Gather all lines from the material that contain "name".

▬▬▬

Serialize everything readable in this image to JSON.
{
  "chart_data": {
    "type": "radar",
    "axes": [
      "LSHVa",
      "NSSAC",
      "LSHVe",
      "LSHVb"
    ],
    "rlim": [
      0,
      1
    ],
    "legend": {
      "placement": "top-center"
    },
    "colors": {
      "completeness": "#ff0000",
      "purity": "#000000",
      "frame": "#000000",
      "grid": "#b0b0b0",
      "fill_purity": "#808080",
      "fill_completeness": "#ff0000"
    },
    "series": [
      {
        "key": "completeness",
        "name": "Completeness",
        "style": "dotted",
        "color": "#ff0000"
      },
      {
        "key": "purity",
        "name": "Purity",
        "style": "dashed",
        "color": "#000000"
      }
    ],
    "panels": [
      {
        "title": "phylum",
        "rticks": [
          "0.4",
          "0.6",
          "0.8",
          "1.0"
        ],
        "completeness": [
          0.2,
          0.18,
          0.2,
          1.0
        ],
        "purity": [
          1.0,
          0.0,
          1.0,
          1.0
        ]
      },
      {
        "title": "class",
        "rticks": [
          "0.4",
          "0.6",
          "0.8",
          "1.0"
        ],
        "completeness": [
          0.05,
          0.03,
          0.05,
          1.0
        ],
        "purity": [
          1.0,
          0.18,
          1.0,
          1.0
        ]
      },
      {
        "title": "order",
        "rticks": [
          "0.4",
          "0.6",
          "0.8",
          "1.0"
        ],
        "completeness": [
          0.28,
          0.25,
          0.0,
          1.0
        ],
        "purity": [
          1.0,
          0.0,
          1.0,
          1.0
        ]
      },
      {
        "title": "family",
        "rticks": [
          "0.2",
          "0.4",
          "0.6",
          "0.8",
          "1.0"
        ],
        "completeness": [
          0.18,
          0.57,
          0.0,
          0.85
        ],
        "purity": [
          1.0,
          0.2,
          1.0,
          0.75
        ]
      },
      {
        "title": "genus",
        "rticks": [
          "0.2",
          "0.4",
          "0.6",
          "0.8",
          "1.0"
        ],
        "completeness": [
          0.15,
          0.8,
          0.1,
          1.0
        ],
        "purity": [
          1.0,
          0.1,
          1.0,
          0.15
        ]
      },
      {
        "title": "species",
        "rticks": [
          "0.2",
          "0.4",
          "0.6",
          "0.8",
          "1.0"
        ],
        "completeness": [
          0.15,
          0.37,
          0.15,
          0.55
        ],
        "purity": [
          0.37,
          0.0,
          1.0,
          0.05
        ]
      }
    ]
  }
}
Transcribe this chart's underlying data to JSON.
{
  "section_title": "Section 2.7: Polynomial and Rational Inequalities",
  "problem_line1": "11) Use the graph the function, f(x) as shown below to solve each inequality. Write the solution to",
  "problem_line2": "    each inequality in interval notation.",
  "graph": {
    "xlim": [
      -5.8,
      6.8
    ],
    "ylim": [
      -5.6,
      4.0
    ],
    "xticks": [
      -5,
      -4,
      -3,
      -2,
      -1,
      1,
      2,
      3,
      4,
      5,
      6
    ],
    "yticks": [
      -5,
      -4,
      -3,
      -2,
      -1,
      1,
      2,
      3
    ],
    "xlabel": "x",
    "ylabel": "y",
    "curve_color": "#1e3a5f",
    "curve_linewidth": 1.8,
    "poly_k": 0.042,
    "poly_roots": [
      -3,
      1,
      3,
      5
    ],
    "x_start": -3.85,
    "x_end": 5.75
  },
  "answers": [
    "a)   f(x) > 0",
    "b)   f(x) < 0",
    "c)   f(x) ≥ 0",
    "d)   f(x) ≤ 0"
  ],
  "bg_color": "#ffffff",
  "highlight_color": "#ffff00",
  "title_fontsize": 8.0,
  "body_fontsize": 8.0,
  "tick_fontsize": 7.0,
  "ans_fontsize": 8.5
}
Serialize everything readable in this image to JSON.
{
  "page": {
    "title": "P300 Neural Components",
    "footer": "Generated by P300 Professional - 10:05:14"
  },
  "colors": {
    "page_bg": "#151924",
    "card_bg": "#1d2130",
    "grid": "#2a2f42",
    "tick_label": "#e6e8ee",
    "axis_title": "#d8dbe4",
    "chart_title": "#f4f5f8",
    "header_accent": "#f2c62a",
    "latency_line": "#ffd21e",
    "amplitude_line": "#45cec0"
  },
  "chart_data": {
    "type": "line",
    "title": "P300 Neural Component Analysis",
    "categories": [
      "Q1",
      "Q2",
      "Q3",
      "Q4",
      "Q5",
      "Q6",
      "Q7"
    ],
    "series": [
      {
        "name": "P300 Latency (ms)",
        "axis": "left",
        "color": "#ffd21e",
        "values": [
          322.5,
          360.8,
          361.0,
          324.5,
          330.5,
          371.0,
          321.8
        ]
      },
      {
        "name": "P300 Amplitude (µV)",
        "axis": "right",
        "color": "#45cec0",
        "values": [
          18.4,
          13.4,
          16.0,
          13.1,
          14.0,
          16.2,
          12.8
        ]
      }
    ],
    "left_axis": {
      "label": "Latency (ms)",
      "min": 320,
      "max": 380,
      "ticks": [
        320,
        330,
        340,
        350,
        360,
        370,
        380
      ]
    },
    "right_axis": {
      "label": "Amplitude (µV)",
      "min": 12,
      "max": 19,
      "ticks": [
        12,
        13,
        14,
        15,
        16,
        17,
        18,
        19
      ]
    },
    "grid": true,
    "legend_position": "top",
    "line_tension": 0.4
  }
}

▬▬▬

> **Result of the task**
        "name": "Completeness",
        "name": "Purity",
        "name": "P300 Latency (ms)",
        "name": "P300 Amplitude (µV)",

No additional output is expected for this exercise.